= DOCUMENT SEGMENT =
==============================
Floyd Mayweather and Canelo Alvarez have gained the attention of the sports world at large in a way that other recent "big fights" have not been able. Why has this fight captured the imagination where others have failed?

Esther Lin/SHOWTIME
Scott Christ is the managing editor of Bad Left Hook and has been covering boxing for SB Nation since 2006.

Forty-four wins, zero losses, and only a couple of nights where the decision was even remotely in doubt. Floyd Mayweather's legacy may not ultimately match up to the likes of Sugar Ray Robinson, Muhammad Ali, Joe Louis, or the stars of the 1980s, boxing's last "golden" period, when Sugar Ray Leonard, Roberto Duran, Marvin Hagler, and Thomas Hearns all battled and made their marks not just with victories, but with great fights and genuine risks. But he has dominated his era, for whatever it's worth.

It is in many ways hardly Mayweather's fault that that so few of his work sessions have been genuinely dangerous. If he is the Leonard of his time period -- and remember, we're just speaking on a sliding scale here, so calm down, old people -- then did he really even have a Duran, Hagler, or Hearns? For all the talk about how he "avoided" Manny Pacquiao or Antonio Margarito or a prime version of Miguel Cotto, there are legitimate answers there.
==============================
= WRITTEN TASKS =
1. Render this sentence from the boxing piece in Spanish: "Why has this fight captured the imagination where others have failed?"
2. Reproduce the part of the boxing piece starting with "Floyd Mayweather and" and going on through "others have failed?".

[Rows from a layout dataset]
==============================
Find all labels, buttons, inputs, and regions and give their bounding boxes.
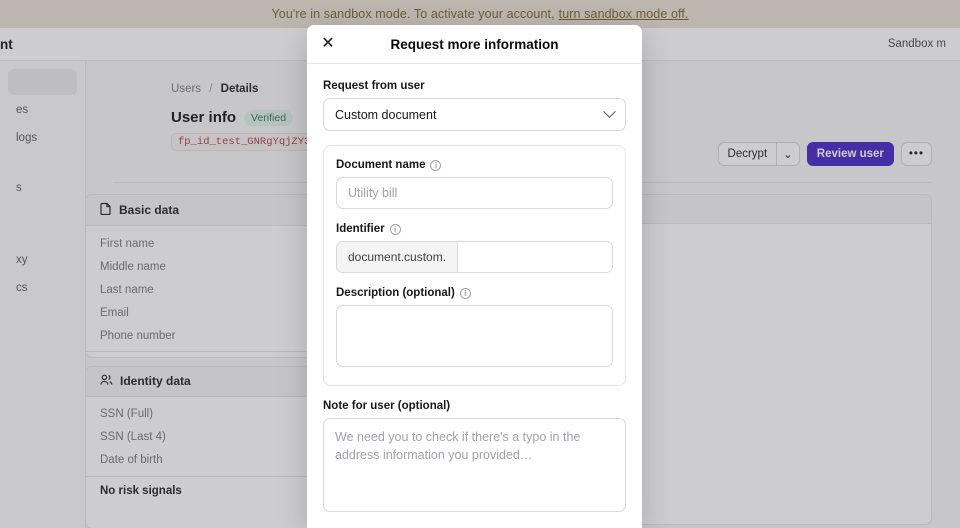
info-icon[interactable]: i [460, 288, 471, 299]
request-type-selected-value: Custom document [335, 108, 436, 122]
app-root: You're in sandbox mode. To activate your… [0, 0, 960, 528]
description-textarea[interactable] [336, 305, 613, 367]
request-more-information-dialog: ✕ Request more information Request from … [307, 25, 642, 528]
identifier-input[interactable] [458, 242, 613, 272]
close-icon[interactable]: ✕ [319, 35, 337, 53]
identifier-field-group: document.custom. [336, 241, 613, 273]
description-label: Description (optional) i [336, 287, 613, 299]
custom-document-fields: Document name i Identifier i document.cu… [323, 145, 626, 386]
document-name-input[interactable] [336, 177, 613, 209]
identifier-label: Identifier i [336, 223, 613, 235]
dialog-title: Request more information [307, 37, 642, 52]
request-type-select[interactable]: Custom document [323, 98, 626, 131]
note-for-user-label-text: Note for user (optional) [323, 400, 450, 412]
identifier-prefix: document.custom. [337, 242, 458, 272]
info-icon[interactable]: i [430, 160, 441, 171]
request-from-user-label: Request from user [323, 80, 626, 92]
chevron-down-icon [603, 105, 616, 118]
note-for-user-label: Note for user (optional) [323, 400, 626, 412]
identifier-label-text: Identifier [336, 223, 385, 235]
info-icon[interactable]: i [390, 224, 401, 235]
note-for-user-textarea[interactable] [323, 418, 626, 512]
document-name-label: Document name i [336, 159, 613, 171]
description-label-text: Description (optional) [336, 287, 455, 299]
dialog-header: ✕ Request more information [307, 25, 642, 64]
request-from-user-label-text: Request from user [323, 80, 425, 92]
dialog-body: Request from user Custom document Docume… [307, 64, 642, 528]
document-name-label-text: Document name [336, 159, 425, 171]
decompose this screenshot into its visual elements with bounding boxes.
==============================
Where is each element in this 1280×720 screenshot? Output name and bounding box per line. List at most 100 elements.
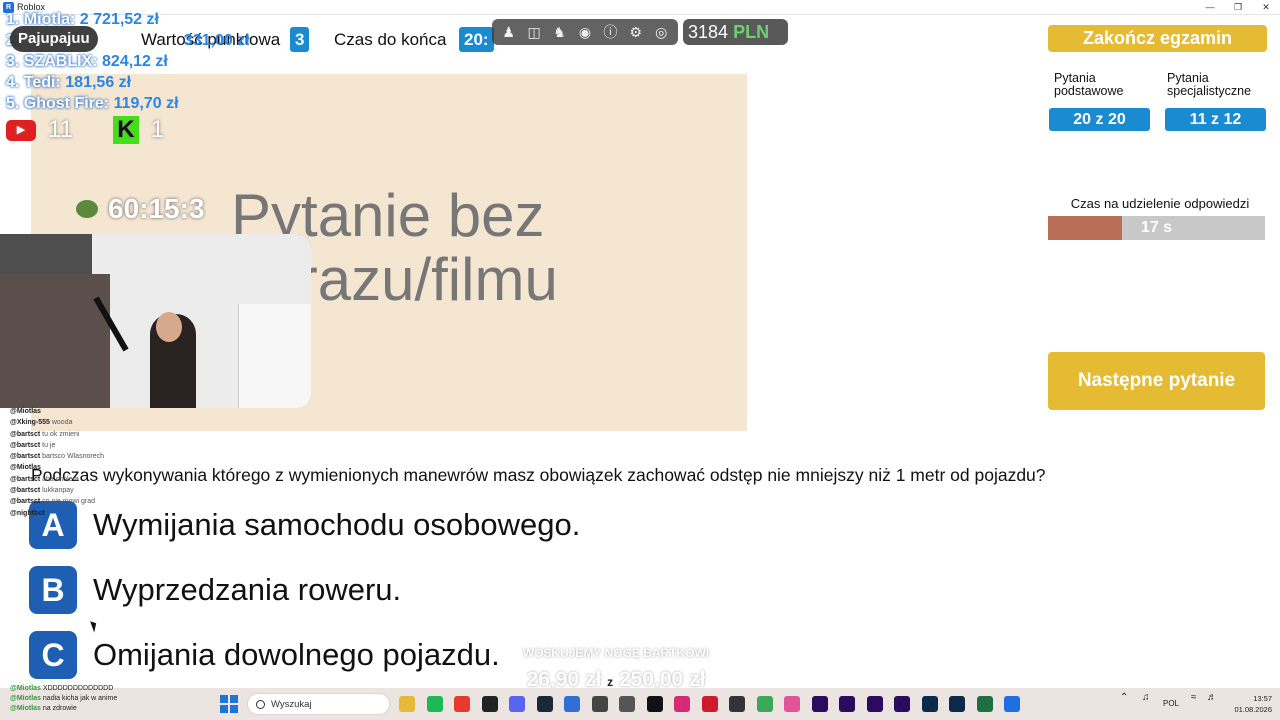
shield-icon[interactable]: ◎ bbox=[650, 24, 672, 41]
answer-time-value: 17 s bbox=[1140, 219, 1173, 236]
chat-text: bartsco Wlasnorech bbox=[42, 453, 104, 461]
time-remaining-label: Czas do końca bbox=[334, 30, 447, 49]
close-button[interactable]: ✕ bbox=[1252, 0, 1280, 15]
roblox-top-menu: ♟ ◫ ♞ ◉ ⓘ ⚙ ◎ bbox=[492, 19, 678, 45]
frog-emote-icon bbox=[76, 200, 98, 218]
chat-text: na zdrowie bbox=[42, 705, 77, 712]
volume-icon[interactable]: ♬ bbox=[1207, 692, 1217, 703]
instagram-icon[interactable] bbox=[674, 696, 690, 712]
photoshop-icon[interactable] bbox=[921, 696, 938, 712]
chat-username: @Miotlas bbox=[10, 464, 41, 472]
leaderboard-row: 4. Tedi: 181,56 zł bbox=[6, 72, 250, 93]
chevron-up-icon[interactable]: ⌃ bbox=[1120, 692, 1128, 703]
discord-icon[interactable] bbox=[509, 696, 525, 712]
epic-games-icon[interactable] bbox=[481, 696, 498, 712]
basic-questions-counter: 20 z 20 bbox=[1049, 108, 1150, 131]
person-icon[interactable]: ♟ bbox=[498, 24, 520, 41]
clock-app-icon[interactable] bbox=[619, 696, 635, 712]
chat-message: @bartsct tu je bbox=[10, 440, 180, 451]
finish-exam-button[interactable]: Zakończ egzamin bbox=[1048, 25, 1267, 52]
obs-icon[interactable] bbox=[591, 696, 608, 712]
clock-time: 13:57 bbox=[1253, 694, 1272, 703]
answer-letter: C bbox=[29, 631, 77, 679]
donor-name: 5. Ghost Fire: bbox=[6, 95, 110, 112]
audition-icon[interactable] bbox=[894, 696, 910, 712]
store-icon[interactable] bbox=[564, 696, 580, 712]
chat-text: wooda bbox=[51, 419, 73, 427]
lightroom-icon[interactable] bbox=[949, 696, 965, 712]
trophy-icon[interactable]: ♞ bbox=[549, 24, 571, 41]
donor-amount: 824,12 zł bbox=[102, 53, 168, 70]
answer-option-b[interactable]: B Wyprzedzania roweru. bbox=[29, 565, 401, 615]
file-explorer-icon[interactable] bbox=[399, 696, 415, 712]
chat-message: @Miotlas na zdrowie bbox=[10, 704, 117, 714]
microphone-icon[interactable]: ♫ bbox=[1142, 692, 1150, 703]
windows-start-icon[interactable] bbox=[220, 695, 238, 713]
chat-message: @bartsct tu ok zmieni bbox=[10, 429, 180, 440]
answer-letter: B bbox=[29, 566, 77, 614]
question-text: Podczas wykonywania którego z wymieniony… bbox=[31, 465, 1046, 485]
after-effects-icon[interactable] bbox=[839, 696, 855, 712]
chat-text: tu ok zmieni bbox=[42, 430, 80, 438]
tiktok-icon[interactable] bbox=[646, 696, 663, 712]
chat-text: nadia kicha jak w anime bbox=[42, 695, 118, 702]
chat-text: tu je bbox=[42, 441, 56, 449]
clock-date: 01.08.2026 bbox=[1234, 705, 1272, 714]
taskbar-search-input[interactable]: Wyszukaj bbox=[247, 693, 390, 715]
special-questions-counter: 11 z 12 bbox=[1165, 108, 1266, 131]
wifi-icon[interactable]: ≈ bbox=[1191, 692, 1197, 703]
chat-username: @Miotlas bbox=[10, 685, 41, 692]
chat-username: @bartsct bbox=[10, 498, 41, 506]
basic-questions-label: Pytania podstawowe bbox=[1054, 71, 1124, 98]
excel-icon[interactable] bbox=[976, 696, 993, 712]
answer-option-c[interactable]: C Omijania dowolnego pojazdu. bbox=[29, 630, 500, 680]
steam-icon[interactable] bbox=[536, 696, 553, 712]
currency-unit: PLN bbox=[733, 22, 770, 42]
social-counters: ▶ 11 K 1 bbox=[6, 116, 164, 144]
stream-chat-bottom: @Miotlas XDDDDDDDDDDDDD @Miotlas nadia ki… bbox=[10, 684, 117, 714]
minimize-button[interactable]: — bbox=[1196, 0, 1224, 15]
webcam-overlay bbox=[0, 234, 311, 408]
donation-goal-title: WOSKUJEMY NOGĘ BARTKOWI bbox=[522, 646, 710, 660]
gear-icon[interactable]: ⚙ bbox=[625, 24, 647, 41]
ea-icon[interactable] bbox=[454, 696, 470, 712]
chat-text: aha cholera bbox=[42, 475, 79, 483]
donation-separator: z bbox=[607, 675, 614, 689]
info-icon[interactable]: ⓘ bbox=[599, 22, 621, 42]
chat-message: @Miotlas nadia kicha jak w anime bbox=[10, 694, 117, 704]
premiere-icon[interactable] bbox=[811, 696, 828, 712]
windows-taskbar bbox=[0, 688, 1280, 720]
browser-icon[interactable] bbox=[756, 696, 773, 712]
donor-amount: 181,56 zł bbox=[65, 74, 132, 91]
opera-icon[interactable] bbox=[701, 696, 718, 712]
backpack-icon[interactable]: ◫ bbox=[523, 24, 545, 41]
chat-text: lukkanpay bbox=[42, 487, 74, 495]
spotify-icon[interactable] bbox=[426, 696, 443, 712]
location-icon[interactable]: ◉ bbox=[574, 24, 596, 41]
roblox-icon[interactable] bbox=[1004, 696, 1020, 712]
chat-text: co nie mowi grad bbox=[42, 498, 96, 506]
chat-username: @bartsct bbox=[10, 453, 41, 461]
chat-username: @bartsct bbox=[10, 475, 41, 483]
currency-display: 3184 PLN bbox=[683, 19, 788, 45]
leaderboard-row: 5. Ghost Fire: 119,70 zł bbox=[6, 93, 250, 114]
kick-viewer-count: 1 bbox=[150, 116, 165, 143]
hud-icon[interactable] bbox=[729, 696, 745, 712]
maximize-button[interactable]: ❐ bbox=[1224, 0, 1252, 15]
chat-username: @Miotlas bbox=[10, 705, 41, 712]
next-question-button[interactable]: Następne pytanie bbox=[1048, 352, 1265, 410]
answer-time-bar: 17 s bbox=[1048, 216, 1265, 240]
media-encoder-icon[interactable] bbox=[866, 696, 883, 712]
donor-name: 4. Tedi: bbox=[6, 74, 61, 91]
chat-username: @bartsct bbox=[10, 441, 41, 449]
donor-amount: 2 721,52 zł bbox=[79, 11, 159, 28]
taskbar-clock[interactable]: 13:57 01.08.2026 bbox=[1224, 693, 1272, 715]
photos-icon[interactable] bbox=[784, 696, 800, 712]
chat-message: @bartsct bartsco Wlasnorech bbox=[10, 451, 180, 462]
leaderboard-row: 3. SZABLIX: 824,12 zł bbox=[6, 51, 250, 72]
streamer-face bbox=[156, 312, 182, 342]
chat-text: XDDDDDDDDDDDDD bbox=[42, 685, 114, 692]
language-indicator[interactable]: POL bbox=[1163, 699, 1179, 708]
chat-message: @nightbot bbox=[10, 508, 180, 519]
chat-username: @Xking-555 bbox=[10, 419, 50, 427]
==============================
= FULL SOLUTIONS =
1. ¿Por qué esta pelea ha capturado la imaginación donde otras han fracasado?

2.
Floyd Mayweather and Canelo Alvarez have gained the attention of the sports world at large in a way that other recent "big fights" have not been able. Why has this fight captured the imagination where others have failed?